## Listed records
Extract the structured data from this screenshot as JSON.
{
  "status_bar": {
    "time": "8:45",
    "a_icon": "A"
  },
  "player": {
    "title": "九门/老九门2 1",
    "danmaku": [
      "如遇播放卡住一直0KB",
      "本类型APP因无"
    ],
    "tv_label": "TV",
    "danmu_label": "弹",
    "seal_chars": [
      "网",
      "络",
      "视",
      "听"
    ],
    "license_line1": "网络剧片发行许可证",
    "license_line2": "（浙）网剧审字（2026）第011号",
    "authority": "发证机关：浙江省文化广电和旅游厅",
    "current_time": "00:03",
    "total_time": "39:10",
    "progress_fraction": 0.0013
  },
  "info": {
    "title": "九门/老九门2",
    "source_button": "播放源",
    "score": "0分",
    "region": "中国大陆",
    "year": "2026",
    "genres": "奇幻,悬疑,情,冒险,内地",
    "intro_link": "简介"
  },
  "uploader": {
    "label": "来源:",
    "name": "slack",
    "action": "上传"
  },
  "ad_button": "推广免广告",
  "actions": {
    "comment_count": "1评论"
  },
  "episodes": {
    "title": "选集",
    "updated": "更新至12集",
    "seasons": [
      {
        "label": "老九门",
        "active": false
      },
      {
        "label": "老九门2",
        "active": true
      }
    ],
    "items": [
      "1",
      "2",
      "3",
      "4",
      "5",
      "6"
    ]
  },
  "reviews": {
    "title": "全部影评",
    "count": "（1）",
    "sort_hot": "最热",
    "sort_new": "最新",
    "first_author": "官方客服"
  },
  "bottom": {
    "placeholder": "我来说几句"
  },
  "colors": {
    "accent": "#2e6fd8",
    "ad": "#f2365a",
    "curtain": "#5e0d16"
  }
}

## The exercise
Show all lines in the entries above where the string "title" appears.

## Complete answer
    "title": "九门/老九门2 1",
    "title": "九门/老九门2",
    "title": "选集",
    "title": "全部影评",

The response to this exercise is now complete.